Stored entries:
┄┄┄┄┄┄┄┄┄┄┄┄┄┄┄┄┄┄┄┄
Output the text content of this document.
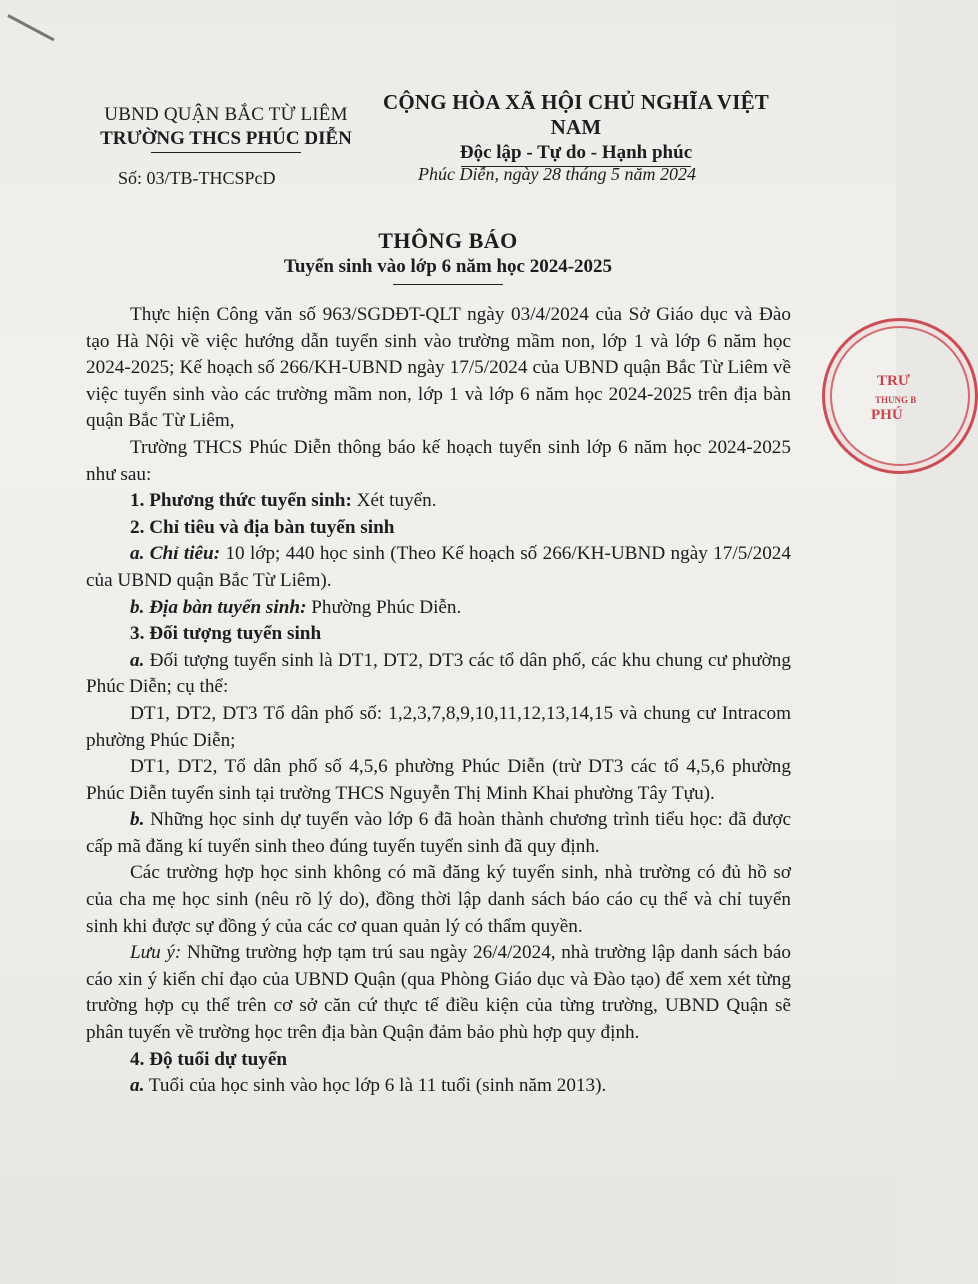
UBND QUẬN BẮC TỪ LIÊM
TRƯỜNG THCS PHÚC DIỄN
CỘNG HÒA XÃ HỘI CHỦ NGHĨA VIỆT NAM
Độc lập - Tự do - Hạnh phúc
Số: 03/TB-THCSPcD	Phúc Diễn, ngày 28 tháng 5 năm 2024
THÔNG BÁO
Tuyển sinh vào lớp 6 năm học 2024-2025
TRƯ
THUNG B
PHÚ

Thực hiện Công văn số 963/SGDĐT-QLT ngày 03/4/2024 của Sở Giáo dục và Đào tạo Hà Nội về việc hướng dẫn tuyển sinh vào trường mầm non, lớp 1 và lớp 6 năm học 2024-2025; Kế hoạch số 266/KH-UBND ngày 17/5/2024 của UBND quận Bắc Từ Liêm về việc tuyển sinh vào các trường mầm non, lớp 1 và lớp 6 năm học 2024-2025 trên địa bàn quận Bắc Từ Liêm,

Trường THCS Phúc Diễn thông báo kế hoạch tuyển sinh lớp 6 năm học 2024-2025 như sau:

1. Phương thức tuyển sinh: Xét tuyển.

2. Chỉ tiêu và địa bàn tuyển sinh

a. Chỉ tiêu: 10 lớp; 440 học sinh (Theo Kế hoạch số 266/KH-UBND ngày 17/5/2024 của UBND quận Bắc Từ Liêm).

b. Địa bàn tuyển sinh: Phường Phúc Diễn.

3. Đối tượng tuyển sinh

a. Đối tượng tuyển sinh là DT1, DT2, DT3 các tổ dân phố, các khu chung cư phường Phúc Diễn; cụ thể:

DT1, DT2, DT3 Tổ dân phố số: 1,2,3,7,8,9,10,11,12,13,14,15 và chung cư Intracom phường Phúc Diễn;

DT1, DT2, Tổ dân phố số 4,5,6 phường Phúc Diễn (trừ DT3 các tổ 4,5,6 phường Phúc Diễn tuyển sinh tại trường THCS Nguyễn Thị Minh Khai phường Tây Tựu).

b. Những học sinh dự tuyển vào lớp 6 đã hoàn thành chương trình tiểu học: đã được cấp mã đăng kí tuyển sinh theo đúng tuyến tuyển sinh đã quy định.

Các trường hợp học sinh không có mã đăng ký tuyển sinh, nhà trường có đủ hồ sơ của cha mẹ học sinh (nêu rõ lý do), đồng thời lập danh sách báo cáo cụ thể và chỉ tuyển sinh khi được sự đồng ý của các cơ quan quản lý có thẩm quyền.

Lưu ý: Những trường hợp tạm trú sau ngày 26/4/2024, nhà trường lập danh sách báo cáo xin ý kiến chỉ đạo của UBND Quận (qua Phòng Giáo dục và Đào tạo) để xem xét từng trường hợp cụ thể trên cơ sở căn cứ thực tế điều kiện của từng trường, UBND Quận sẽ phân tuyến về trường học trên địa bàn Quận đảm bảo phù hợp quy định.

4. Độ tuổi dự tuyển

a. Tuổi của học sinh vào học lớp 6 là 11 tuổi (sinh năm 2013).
┄┄┄┄┄┄┄┄┄┄┄┄┄┄┄┄┄┄┄┄
■ **Instructions to follow**:
Using the records above, gather all lines where the string "được" is present.

■ **Correct answer**:
b. Những học sinh dự tuyển vào lớp 6 đã hoàn thành chương trình tiểu học: đã được cấp mã đăng kí tuyển sinh theo đúng tuyến tuyển sinh đã quy định.
Các trường hợp học sinh không có mã đăng ký tuyển sinh, nhà trường có đủ hồ sơ của cha mẹ học sinh (nêu rõ lý do), đồng thời lập danh sách báo cáo cụ thể và chỉ tuyển sinh khi được sự đồng ý của các cơ quan quản lý có thẩm quyền.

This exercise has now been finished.